* _GOAL_
Locate each line holding the string "emissions" and copy it.

Stored dataset items

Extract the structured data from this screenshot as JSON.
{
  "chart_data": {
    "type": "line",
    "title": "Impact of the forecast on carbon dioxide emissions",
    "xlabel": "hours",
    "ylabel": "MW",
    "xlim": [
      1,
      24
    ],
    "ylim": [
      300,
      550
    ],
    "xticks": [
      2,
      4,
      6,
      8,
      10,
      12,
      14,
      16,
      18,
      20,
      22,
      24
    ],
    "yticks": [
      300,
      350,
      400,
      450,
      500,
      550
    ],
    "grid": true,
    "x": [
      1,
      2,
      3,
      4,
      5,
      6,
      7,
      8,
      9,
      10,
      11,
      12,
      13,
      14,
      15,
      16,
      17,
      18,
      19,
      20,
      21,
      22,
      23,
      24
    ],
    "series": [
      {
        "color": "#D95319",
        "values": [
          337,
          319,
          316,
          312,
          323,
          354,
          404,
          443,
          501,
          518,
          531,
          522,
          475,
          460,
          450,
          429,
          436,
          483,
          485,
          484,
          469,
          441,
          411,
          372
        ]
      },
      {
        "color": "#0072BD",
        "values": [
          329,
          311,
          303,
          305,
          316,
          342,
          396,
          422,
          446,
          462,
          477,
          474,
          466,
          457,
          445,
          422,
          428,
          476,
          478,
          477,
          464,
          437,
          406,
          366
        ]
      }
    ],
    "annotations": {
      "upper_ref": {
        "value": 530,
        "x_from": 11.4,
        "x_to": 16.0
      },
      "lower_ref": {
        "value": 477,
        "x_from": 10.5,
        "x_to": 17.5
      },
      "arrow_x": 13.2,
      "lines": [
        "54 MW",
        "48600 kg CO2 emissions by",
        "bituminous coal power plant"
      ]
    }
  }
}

* _SOLUTION TO THIS PROBLEM_
    "title": "Impact of the forecast on carbon dioxide emissions",
        "48600 kg CO2 emissions by",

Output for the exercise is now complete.